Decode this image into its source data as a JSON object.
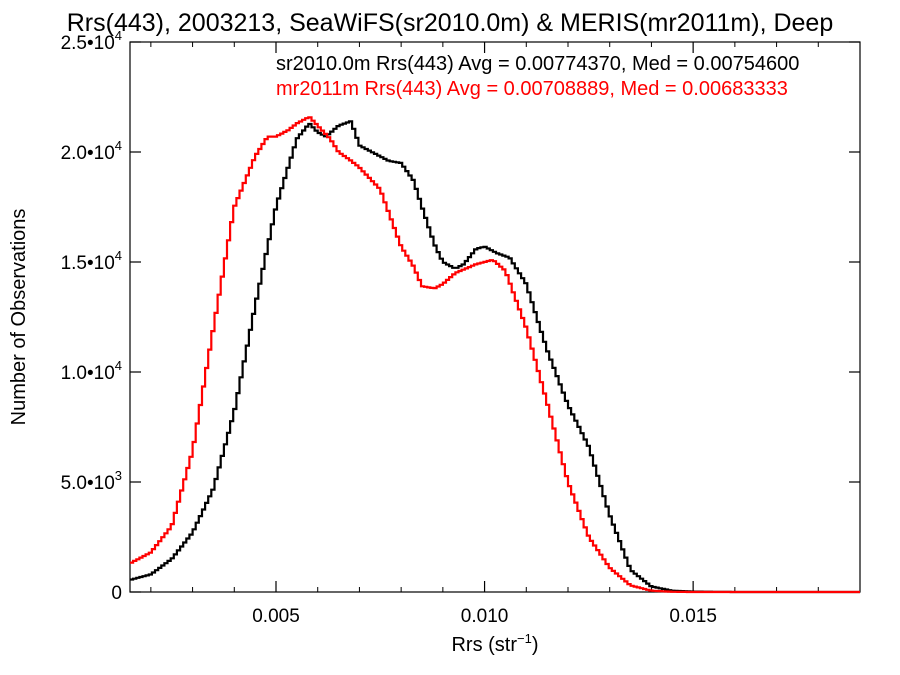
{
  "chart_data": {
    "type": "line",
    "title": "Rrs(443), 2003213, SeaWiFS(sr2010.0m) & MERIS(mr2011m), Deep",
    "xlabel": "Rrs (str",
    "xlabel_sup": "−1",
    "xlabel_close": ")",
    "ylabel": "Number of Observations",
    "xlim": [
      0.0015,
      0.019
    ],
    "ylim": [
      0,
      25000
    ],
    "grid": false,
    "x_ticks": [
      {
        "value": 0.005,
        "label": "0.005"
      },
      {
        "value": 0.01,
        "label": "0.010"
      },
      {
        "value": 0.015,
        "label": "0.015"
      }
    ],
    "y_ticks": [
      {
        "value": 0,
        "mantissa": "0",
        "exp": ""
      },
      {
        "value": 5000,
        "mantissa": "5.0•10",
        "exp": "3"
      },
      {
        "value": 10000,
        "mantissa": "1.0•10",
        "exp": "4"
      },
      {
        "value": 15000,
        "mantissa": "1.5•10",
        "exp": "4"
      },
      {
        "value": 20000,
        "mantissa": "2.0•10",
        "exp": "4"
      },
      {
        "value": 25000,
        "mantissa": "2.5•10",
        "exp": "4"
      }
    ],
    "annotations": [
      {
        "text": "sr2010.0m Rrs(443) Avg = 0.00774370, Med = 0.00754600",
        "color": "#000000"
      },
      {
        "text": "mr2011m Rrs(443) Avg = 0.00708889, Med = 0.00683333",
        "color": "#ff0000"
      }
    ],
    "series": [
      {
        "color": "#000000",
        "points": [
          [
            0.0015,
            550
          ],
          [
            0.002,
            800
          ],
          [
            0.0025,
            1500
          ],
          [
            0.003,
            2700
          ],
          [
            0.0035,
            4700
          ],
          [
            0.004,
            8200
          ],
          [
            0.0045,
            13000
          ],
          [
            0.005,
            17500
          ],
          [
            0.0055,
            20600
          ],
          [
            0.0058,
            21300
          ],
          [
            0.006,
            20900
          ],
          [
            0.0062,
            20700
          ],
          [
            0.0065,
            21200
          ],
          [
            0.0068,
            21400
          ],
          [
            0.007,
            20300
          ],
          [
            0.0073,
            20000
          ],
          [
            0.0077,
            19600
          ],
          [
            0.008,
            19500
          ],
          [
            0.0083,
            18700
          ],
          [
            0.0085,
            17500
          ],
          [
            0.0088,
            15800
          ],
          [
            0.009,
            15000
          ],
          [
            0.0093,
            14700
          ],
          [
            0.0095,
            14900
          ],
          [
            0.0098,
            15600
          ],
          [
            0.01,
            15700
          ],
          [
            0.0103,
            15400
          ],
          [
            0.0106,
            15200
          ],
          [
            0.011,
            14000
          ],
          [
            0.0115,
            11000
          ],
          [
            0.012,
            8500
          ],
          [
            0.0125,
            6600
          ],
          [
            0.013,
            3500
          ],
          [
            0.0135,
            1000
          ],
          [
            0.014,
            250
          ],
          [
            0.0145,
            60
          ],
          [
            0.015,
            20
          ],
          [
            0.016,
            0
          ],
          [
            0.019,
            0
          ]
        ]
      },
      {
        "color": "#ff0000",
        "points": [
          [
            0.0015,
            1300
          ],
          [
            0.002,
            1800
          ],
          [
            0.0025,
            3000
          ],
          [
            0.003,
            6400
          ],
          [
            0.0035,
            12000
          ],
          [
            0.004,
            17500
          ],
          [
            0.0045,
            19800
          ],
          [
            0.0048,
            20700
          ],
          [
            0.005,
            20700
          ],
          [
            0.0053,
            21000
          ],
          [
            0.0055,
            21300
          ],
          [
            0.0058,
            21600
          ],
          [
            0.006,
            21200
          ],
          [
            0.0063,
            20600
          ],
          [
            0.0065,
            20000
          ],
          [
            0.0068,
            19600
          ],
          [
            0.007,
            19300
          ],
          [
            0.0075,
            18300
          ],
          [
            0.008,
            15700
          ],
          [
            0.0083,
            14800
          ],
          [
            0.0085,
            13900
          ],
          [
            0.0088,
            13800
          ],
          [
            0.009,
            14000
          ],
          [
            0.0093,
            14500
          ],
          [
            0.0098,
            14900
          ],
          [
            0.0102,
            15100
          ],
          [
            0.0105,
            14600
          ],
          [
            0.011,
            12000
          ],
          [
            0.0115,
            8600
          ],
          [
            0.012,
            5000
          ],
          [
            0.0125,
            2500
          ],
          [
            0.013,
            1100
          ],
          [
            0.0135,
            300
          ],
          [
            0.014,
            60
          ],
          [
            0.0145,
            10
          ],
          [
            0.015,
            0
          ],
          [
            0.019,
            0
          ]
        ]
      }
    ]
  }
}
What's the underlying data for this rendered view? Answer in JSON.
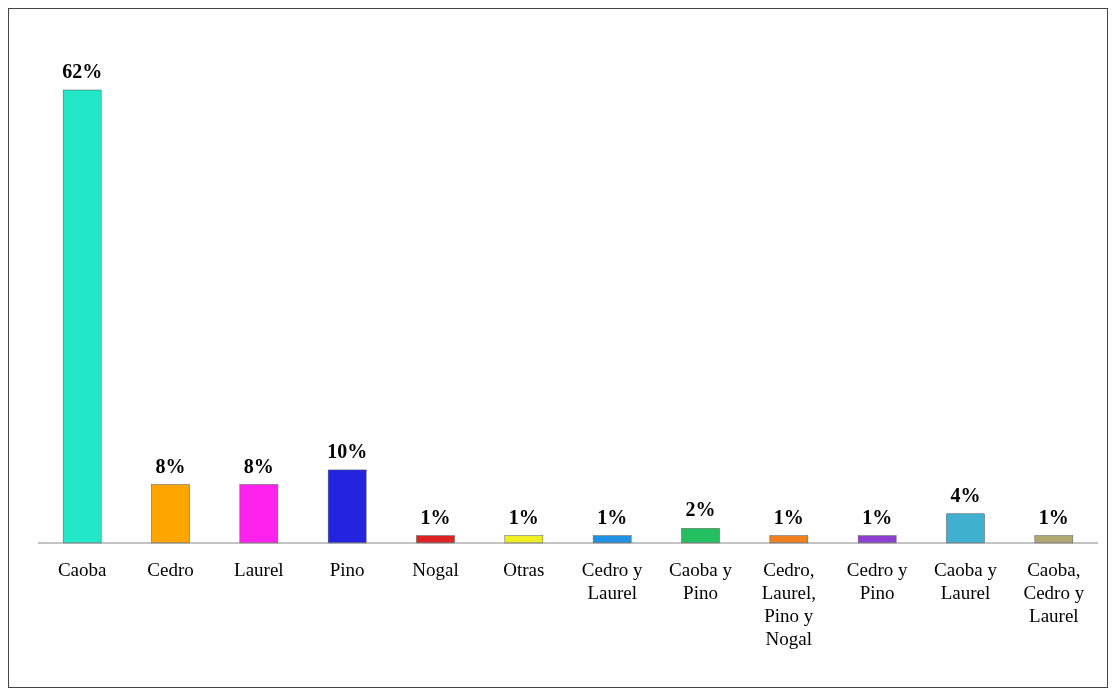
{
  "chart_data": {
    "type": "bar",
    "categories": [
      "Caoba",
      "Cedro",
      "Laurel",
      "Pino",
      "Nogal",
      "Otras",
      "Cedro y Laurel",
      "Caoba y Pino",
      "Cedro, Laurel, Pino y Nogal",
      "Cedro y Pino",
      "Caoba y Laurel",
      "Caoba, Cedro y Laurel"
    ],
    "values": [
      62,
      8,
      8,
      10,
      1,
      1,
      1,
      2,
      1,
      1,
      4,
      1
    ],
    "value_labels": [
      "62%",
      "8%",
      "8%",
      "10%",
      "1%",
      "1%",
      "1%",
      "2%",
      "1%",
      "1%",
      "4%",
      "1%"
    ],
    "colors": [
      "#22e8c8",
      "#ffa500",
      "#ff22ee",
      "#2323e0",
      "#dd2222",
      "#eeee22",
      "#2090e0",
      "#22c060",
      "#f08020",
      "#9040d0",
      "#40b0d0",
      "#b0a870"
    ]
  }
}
--
WORK TO COMPLETE
Within the records above, how many lines include the word "this"? State the number by itself.

REPLY
2